— start of EXTRACTED RECORDS —
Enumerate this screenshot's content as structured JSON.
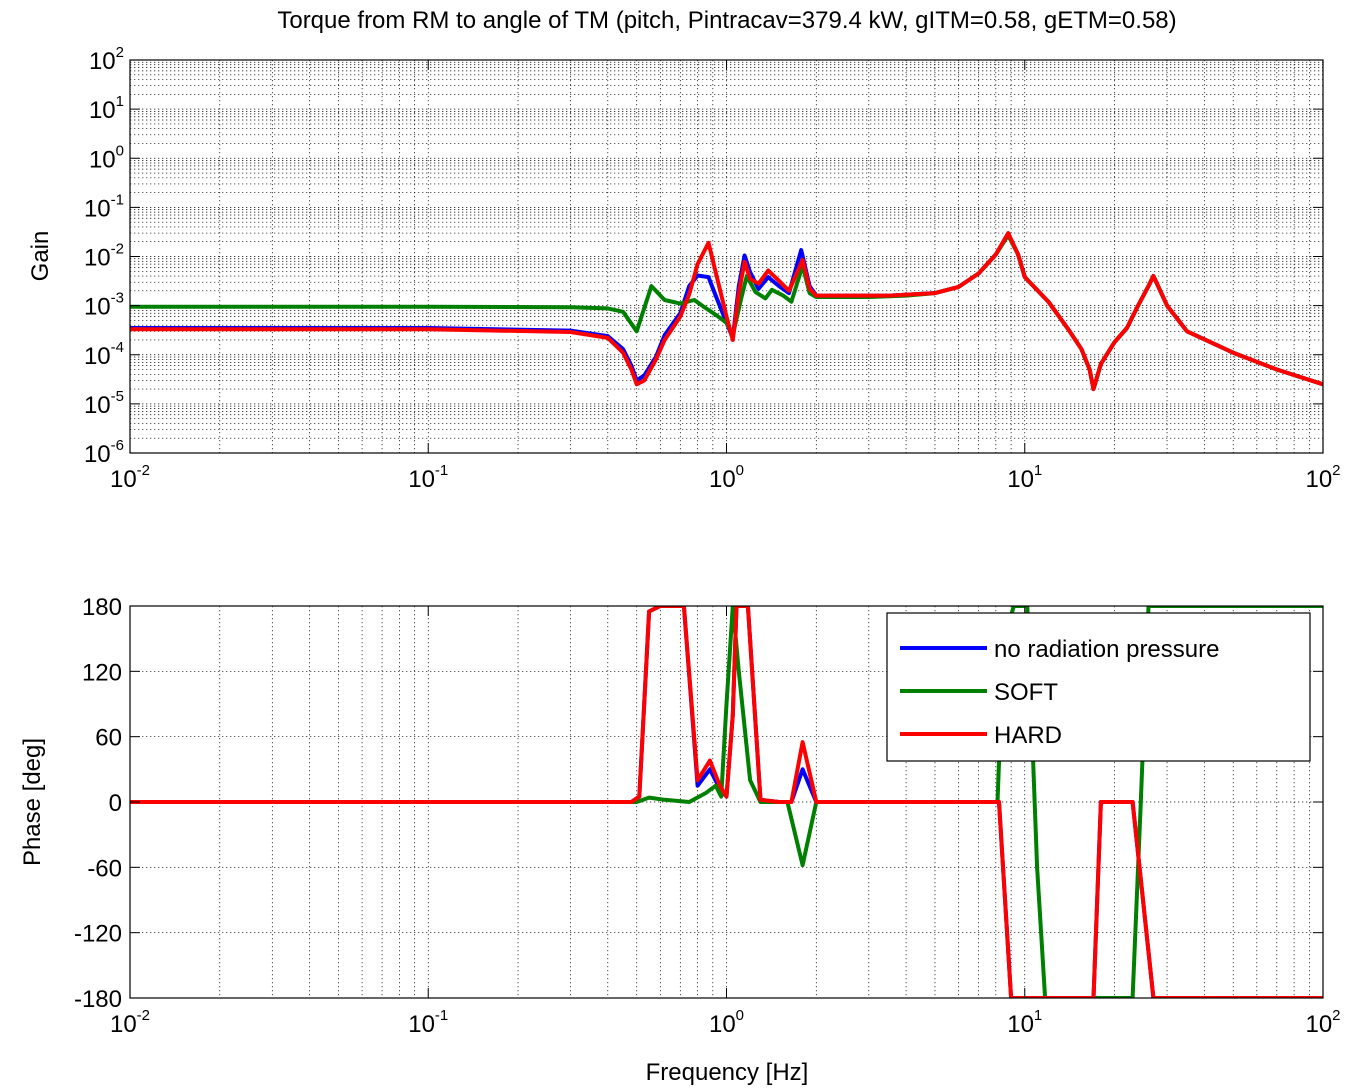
{
  "chart_data": [
    {
      "type": "line",
      "title": "Torque from RM to angle of TM (pitch, Pintracav=379.4 kW, gITM=0.58, gETM=0.58)",
      "xlabel": "",
      "ylabel": "Gain",
      "xscale": "log",
      "yscale": "log",
      "xlim": [
        0.01,
        100
      ],
      "ylim": [
        1e-06,
        100
      ],
      "grid": true,
      "x_tick_labels": [
        {
          "base": "10",
          "exp": "-2"
        },
        {
          "base": "10",
          "exp": "-1"
        },
        {
          "base": "10",
          "exp": "0"
        },
        {
          "base": "10",
          "exp": "1"
        },
        {
          "base": "10",
          "exp": "2"
        }
      ],
      "y_tick_labels": [
        {
          "base": "10",
          "exp": "-6"
        },
        {
          "base": "10",
          "exp": "-5"
        },
        {
          "base": "10",
          "exp": "-4"
        },
        {
          "base": "10",
          "exp": "-3"
        },
        {
          "base": "10",
          "exp": "-2"
        },
        {
          "base": "10",
          "exp": "-1"
        },
        {
          "base": "10",
          "exp": "0"
        },
        {
          "base": "10",
          "exp": "1"
        },
        {
          "base": "10",
          "exp": "2"
        }
      ],
      "series": [
        {
          "name": "no radiation pressure",
          "color": "#0000ff",
          "points": [
            [
              0.01,
              0.00035
            ],
            [
              0.1,
              0.00035
            ],
            [
              0.3,
              0.00031
            ],
            [
              0.4,
              0.00024
            ],
            [
              0.45,
              0.00013
            ],
            [
              0.48,
              6e-05
            ],
            [
              0.5,
              3e-05
            ],
            [
              0.53,
              3.8e-05
            ],
            [
              0.58,
              9e-05
            ],
            [
              0.62,
              0.00025
            ],
            [
              0.7,
              0.0007
            ],
            [
              0.75,
              0.0025
            ],
            [
              0.8,
              0.0041
            ],
            [
              0.87,
              0.0038
            ],
            [
              0.92,
              0.0016
            ],
            [
              1.0,
              0.00045
            ],
            [
              1.05,
              0.00022
            ],
            [
              1.1,
              0.0025
            ],
            [
              1.15,
              0.0105
            ],
            [
              1.2,
              0.0048
            ],
            [
              1.28,
              0.0022
            ],
            [
              1.38,
              0.0038
            ],
            [
              1.5,
              0.0025
            ],
            [
              1.62,
              0.0018
            ],
            [
              1.78,
              0.0135
            ],
            [
              1.9,
              0.0025
            ],
            [
              2.0,
              0.0016
            ],
            [
              2.5,
              0.0016
            ],
            [
              3.5,
              0.0016
            ],
            [
              5,
              0.0018
            ],
            [
              6,
              0.0024
            ],
            [
              7,
              0.0045
            ],
            [
              8,
              0.011
            ],
            [
              8.8,
              0.029
            ],
            [
              9.5,
              0.011
            ],
            [
              10,
              0.0038
            ],
            [
              12,
              0.0012
            ],
            [
              14,
              0.00033
            ],
            [
              15.5,
              0.00013
            ],
            [
              16.5,
              5e-05
            ],
            [
              17,
              2e-05
            ],
            [
              18,
              6.5e-05
            ],
            [
              20,
              0.00018
            ],
            [
              22,
              0.00035
            ],
            [
              24,
              0.001
            ],
            [
              26,
              0.0025
            ],
            [
              27,
              0.004
            ],
            [
              28,
              0.0025
            ],
            [
              30,
              0.001
            ],
            [
              35,
              0.0003
            ],
            [
              50,
              0.00011
            ],
            [
              70,
              5e-05
            ],
            [
              100,
              2.5e-05
            ]
          ]
        },
        {
          "name": "SOFT",
          "color": "#008000",
          "points": [
            [
              0.01,
              0.00095
            ],
            [
              0.1,
              0.00095
            ],
            [
              0.3,
              0.00093
            ],
            [
              0.4,
              0.00088
            ],
            [
              0.45,
              0.00075
            ],
            [
              0.5,
              0.0003
            ],
            [
              0.56,
              0.0025
            ],
            [
              0.62,
              0.0013
            ],
            [
              0.7,
              0.0011
            ],
            [
              0.78,
              0.0013
            ],
            [
              0.85,
              0.0009
            ],
            [
              0.92,
              0.00065
            ],
            [
              1.0,
              0.00045
            ],
            [
              1.05,
              0.00025
            ],
            [
              1.12,
              0.0014
            ],
            [
              1.17,
              0.004
            ],
            [
              1.25,
              0.0019
            ],
            [
              1.35,
              0.0014
            ],
            [
              1.42,
              0.0021
            ],
            [
              1.55,
              0.0016
            ],
            [
              1.65,
              0.0012
            ],
            [
              1.8,
              0.0065
            ],
            [
              1.9,
              0.0018
            ],
            [
              2.0,
              0.0015
            ],
            [
              3,
              0.0015
            ],
            [
              4,
              0.0016
            ],
            [
              5,
              0.0018
            ],
            [
              6,
              0.0024
            ],
            [
              7,
              0.0045
            ],
            [
              8,
              0.011
            ],
            [
              8.8,
              0.027
            ],
            [
              9.5,
              0.011
            ],
            [
              10,
              0.0038
            ],
            [
              12,
              0.0012
            ],
            [
              14,
              0.00033
            ],
            [
              15.5,
              0.00013
            ],
            [
              16.5,
              5e-05
            ],
            [
              17,
              2e-05
            ],
            [
              18,
              6.5e-05
            ],
            [
              20,
              0.00018
            ],
            [
              22,
              0.00035
            ],
            [
              24,
              0.001
            ],
            [
              26,
              0.0025
            ],
            [
              27,
              0.004
            ],
            [
              28,
              0.0025
            ],
            [
              30,
              0.001
            ],
            [
              35,
              0.0003
            ],
            [
              50,
              0.00011
            ],
            [
              70,
              5e-05
            ],
            [
              100,
              2.5e-05
            ]
          ]
        },
        {
          "name": "HARD",
          "color": "#ff0000",
          "points": [
            [
              0.01,
              0.00033
            ],
            [
              0.1,
              0.00033
            ],
            [
              0.3,
              0.00029
            ],
            [
              0.4,
              0.00022
            ],
            [
              0.45,
              0.00011
            ],
            [
              0.48,
              5e-05
            ],
            [
              0.5,
              2.5e-05
            ],
            [
              0.53,
              3e-05
            ],
            [
              0.58,
              8e-05
            ],
            [
              0.62,
              0.0002
            ],
            [
              0.7,
              0.0006
            ],
            [
              0.75,
              0.0017
            ],
            [
              0.8,
              0.007
            ],
            [
              0.87,
              0.019
            ],
            [
              0.92,
              0.0048
            ],
            [
              1.0,
              0.0006
            ],
            [
              1.05,
              0.0002
            ],
            [
              1.1,
              0.0018
            ],
            [
              1.15,
              0.0078
            ],
            [
              1.2,
              0.0035
            ],
            [
              1.28,
              0.0028
            ],
            [
              1.38,
              0.0052
            ],
            [
              1.5,
              0.0032
            ],
            [
              1.62,
              0.002
            ],
            [
              1.8,
              0.0085
            ],
            [
              1.9,
              0.0022
            ],
            [
              2.0,
              0.0016
            ],
            [
              2.5,
              0.0016
            ],
            [
              3.5,
              0.0016
            ],
            [
              5,
              0.0018
            ],
            [
              6,
              0.0024
            ],
            [
              7,
              0.0045
            ],
            [
              8,
              0.011
            ],
            [
              8.8,
              0.03
            ],
            [
              9.5,
              0.011
            ],
            [
              10,
              0.0038
            ],
            [
              12,
              0.0012
            ],
            [
              14,
              0.00033
            ],
            [
              15.5,
              0.00013
            ],
            [
              16.5,
              5e-05
            ],
            [
              17,
              2e-05
            ],
            [
              18,
              6.5e-05
            ],
            [
              20,
              0.00018
            ],
            [
              22,
              0.00035
            ],
            [
              24,
              0.001
            ],
            [
              26,
              0.0025
            ],
            [
              27,
              0.004
            ],
            [
              28,
              0.0025
            ],
            [
              30,
              0.001
            ],
            [
              35,
              0.0003
            ],
            [
              50,
              0.00011
            ],
            [
              70,
              5e-05
            ],
            [
              100,
              2.5e-05
            ]
          ]
        }
      ]
    },
    {
      "type": "line",
      "title": "",
      "xlabel": "Frequency [Hz]",
      "ylabel": "Phase [deg]",
      "xscale": "log",
      "yscale": "linear",
      "xlim": [
        0.01,
        100
      ],
      "ylim": [
        -180,
        180
      ],
      "grid": true,
      "legend_position": "top-right",
      "x_tick_labels": [
        {
          "base": "10",
          "exp": "-2"
        },
        {
          "base": "10",
          "exp": "-1"
        },
        {
          "base": "10",
          "exp": "0"
        },
        {
          "base": "10",
          "exp": "1"
        },
        {
          "base": "10",
          "exp": "2"
        }
      ],
      "y_ticks": [
        "-180",
        "-120",
        "-60",
        "0",
        "60",
        "120",
        "180"
      ],
      "series": [
        {
          "name": "no radiation pressure",
          "color": "#0000ff",
          "points": [
            [
              0.01,
              0
            ],
            [
              0.1,
              0
            ],
            [
              0.48,
              0
            ],
            [
              0.51,
              5
            ],
            [
              0.55,
              175
            ],
            [
              0.6,
              180
            ],
            [
              0.72,
              180
            ],
            [
              0.8,
              15
            ],
            [
              0.88,
              30
            ],
            [
              0.95,
              12
            ],
            [
              1.0,
              5
            ],
            [
              1.05,
              80
            ],
            [
              1.08,
              180
            ],
            [
              1.18,
              180
            ],
            [
              1.3,
              2
            ],
            [
              1.5,
              0
            ],
            [
              1.65,
              0
            ],
            [
              1.8,
              30
            ],
            [
              2.0,
              0
            ],
            [
              3,
              0
            ],
            [
              8.2,
              0
            ],
            [
              9,
              -180
            ],
            [
              17,
              -180
            ],
            [
              18,
              0
            ],
            [
              23,
              0
            ],
            [
              27,
              -180
            ],
            [
              100,
              -180
            ]
          ]
        },
        {
          "name": "SOFT",
          "color": "#008000",
          "points": [
            [
              0.01,
              0
            ],
            [
              0.1,
              0
            ],
            [
              0.45,
              0
            ],
            [
              0.5,
              0
            ],
            [
              0.55,
              4
            ],
            [
              0.62,
              2
            ],
            [
              0.75,
              0
            ],
            [
              0.85,
              8
            ],
            [
              0.92,
              15
            ],
            [
              0.96,
              5
            ],
            [
              1.0,
              90
            ],
            [
              1.05,
              180
            ],
            [
              1.1,
              120
            ],
            [
              1.2,
              20
            ],
            [
              1.3,
              0
            ],
            [
              1.6,
              0
            ],
            [
              1.8,
              -58
            ],
            [
              2.0,
              0
            ],
            [
              3,
              0
            ],
            [
              8.1,
              0
            ],
            [
              8.5,
              150
            ],
            [
              9.2,
              180
            ],
            [
              10.2,
              180
            ],
            [
              11,
              -60
            ],
            [
              11.7,
              -180
            ],
            [
              23,
              -180
            ],
            [
              24.5,
              0
            ],
            [
              26,
              180
            ],
            [
              100,
              180
            ]
          ]
        },
        {
          "name": "HARD",
          "color": "#ff0000",
          "points": [
            [
              0.01,
              0
            ],
            [
              0.1,
              0
            ],
            [
              0.48,
              0
            ],
            [
              0.51,
              5
            ],
            [
              0.55,
              175
            ],
            [
              0.6,
              180
            ],
            [
              0.72,
              180
            ],
            [
              0.8,
              20
            ],
            [
              0.88,
              38
            ],
            [
              0.95,
              15
            ],
            [
              1.0,
              5
            ],
            [
              1.05,
              80
            ],
            [
              1.08,
              180
            ],
            [
              1.18,
              180
            ],
            [
              1.3,
              2
            ],
            [
              1.5,
              0
            ],
            [
              1.65,
              0
            ],
            [
              1.8,
              55
            ],
            [
              2.0,
              0
            ],
            [
              3,
              0
            ],
            [
              8.2,
              0
            ],
            [
              9,
              -180
            ],
            [
              17,
              -180
            ],
            [
              18,
              0
            ],
            [
              23,
              0
            ],
            [
              27,
              -180
            ],
            [
              100,
              -180
            ]
          ]
        }
      ]
    }
  ]
}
— end of EXTRACTED RECORDS —
### WHAT TO WORK ON
Give only the number of lines in the records that contain the string "title".

### ANSWER BELOW
2